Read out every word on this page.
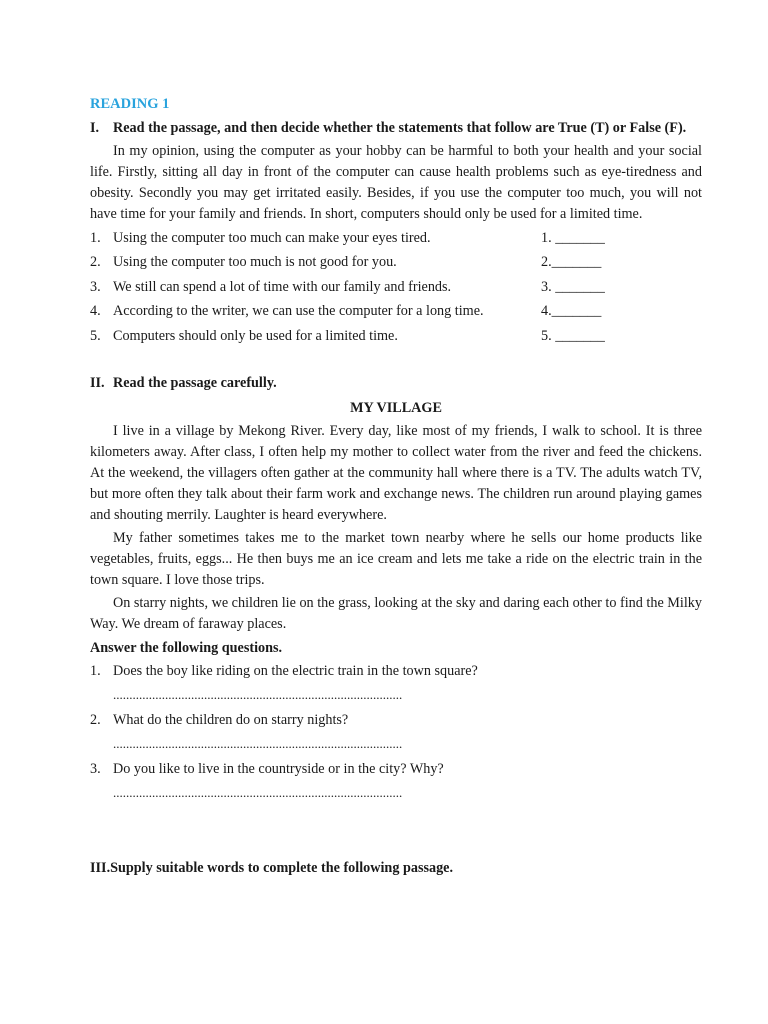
READING 1
I. Read the passage, and then decide whether the statements that follow are True (T) or False (F).

In my opinion, using the computer as your hobby can be harmful to both your health and your social life. Firstly, sitting all day in front of the computer can cause health problems such as eye-tiredness and obesity. Secondly you may get irritated easily. Besides, if you use the computer too much, you will not have time for your family and friends. In short, computers should only be used for a limited time.

1. Using the computer too much can make your eyes tired.	1. _______
2. Using the computer too much is not good for you.	2._______
3. We still can spend a lot of time with our family and friends.	3. _______
4. According to the writer, we can use the computer for a long time.	4._______
5. Computers should only be used for a limited time.	5. _______
II. Read the passage carefully.
MY VILLAGE

I live in a village by Mekong River. Every day, like most of my friends, I walk to school. It is three kilometers away. After class, I often help my mother to collect water from the river and feed the chickens. At the weekend, the villagers often gather at the community hall where there is a TV. The adults watch TV, but more often they talk about their farm work and exchange news. The children run around playing games and shouting merrily. Laughter is heard everywhere.

My father sometimes takes me to the market town nearby where he sells our home products like vegetables, fruits, eggs... He then buys me an ice cream and lets me take a ride on the electric train in the town square. I love those trips.

On starry nights, we children lie on the grass, looking at the sky and daring each other to find the Milky Way. We dream of faraway places.

Answer the following questions.
1. Does the boy like riding on the electric train in the town square?
.........................................................................................
2. What do the children do on starry nights?
.........................................................................................
3. Do you like to live in the countryside or in the city? Why?
.........................................................................................
III. Supply suitable words to complete the following passage.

• Exercise directions
Repeat all of the records verbatim, leaving out the pictures.

• Exercise solution
Read out every word on this page.
READING 1
I. Read the passage, and then decide whether the statements that follow are True (T) or False (F).

In my opinion, using the computer as your hobby can be harmful to both your health and your social life. Firstly, sitting all day in front of the computer can cause health problems such as eye-tiredness and obesity. Secondly you may get irritated easily. Besides, if you use the computer too much, you will not have time for your family and friends. In short, computers should only be used for a limited time.

1. Using the computer too much can make your eyes tired.	1. _______
2. Using the computer too much is not good for you.	2._______
3. We still can spend a lot of time with our family and friends.	3. _______
4. According to the writer, we can use the computer for a long time.	4._______
5. Computers should only be used for a limited time.	5. _______
II. Read the passage carefully.
MY VILLAGE

I live in a village by Mekong River. Every day, like most of my friends, I walk to school. It is three kilometers away. After class, I often help my mother to collect water from the river and feed the chickens. At the weekend, the villagers often gather at the community hall where there is a TV. The adults watch TV, but more often they talk about their farm work and exchange news. The children run around playing games and shouting merrily. Laughter is heard everywhere.

My father sometimes takes me to the market town nearby where he sells our home products like vegetables, fruits, eggs... He then buys me an ice cream and lets me take a ride on the electric train in the town square. I love those trips.

On starry nights, we children lie on the grass, looking at the sky and daring each other to find the Milky Way. We dream of faraway places.

Answer the following questions.
1. Does the boy like riding on the electric train in the town square?
.........................................................................................
2. What do the children do on starry nights?
.........................................................................................
3. Do you like to live in the countryside or in the city? Why?
.........................................................................................
III. Supply suitable words to complete the following passage.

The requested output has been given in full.